▸ **PROBLEM TO SOLVE**: Look through the material and copy each line holding "desc".

[start RECORDS FOR THIS EXERCISE]

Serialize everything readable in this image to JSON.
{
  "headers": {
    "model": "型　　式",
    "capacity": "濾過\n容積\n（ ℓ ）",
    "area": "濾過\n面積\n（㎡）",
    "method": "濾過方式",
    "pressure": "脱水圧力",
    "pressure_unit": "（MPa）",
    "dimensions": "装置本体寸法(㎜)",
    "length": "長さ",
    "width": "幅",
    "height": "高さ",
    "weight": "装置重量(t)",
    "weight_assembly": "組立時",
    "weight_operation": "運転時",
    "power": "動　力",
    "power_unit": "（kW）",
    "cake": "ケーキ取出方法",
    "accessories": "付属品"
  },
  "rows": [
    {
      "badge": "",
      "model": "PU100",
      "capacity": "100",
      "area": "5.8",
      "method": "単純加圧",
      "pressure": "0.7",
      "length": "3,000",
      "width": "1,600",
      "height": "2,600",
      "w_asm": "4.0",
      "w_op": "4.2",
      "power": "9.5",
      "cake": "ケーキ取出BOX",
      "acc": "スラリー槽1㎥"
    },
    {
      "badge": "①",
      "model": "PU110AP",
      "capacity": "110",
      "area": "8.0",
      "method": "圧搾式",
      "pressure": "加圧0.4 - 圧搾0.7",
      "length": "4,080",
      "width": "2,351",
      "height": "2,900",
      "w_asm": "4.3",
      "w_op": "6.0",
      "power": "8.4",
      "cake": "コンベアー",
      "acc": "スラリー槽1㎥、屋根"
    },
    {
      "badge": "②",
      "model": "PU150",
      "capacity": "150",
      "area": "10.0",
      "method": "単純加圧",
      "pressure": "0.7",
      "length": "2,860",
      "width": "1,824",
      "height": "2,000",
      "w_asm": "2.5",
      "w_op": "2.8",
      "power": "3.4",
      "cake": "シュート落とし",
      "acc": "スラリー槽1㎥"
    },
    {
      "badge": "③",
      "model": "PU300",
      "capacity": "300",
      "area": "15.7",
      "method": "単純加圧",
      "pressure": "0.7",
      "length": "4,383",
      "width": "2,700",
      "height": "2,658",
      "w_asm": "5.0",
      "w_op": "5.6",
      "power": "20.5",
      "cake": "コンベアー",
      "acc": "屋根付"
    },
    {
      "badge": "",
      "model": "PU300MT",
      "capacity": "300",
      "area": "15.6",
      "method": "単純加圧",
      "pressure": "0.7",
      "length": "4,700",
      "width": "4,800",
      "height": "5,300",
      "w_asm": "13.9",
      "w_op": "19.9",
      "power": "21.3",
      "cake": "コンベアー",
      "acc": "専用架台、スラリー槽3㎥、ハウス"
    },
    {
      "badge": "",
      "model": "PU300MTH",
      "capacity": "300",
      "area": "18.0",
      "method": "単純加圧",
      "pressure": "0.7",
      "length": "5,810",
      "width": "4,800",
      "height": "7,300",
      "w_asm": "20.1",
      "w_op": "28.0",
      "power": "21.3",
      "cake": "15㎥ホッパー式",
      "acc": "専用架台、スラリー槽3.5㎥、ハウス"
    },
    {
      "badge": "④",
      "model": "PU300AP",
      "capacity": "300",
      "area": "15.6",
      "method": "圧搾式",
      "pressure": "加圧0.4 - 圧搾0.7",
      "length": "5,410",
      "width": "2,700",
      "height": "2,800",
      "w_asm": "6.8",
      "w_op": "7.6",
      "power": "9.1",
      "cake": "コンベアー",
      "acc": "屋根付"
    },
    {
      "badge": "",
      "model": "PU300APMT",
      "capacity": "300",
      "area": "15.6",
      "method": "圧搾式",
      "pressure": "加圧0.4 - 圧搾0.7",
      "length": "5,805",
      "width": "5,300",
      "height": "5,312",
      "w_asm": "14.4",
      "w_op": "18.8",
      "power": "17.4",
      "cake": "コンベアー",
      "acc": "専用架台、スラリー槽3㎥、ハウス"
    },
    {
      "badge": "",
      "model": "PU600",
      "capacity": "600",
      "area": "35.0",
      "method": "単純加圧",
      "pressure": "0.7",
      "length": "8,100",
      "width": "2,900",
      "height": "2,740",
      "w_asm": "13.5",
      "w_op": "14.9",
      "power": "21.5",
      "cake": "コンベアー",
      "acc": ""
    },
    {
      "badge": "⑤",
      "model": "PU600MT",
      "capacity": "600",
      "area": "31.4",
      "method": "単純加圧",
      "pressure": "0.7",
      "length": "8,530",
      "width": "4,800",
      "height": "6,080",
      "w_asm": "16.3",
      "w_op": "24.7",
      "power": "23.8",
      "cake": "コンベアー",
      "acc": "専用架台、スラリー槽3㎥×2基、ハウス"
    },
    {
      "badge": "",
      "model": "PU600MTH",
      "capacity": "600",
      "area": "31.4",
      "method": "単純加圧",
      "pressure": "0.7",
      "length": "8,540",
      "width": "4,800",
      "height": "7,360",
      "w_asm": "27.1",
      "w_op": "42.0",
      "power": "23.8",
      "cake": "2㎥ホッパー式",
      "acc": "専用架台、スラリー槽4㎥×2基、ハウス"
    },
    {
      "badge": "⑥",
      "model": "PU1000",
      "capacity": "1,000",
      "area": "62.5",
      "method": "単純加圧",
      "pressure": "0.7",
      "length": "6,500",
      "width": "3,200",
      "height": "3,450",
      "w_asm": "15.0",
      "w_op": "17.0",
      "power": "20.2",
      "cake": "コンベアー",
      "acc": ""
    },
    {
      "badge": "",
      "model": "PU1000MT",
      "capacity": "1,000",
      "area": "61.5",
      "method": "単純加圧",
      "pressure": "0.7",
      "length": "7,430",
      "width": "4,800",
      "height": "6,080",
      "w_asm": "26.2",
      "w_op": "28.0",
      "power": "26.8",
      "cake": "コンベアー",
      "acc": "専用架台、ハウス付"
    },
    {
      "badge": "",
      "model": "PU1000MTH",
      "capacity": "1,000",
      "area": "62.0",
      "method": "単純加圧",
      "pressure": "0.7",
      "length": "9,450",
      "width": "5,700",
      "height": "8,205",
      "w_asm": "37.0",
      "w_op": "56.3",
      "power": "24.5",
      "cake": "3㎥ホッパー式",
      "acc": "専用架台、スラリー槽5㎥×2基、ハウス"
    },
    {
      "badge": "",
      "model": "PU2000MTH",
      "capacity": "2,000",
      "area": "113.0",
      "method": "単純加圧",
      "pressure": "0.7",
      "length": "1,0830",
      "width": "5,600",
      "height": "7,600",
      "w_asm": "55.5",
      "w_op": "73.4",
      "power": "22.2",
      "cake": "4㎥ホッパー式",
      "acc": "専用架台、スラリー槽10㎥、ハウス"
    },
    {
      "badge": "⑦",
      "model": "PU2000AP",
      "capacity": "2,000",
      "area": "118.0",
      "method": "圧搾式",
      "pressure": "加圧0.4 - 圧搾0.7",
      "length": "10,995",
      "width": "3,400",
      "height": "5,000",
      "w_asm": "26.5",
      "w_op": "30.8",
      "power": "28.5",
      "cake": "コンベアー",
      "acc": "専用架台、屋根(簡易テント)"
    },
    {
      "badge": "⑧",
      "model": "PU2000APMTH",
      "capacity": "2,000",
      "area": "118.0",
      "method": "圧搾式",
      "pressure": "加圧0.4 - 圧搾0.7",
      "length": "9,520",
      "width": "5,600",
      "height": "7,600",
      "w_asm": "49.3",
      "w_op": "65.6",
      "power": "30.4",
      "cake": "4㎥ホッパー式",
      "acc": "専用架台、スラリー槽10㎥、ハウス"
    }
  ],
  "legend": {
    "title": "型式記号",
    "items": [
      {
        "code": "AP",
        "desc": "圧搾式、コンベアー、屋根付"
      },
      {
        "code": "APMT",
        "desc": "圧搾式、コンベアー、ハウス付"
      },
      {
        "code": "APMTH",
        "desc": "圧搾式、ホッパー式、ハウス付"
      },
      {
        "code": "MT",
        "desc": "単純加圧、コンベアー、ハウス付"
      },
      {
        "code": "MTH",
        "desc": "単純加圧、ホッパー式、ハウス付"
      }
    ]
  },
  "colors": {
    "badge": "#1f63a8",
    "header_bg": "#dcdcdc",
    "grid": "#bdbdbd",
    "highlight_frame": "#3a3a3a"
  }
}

[end RECORDS FOR THIS EXERCISE]

▸ **OUTPUT BELOW**:
        "desc": "圧搾式、コンベアー、屋根付"
        "desc": "圧搾式、コンベアー、ハウス付"
        "desc": "圧搾式、ホッパー式、ハウス付"
        "desc": "単純加圧、コンベアー、ハウス付"
        "desc": "単純加圧、ホッパー式、ハウス付"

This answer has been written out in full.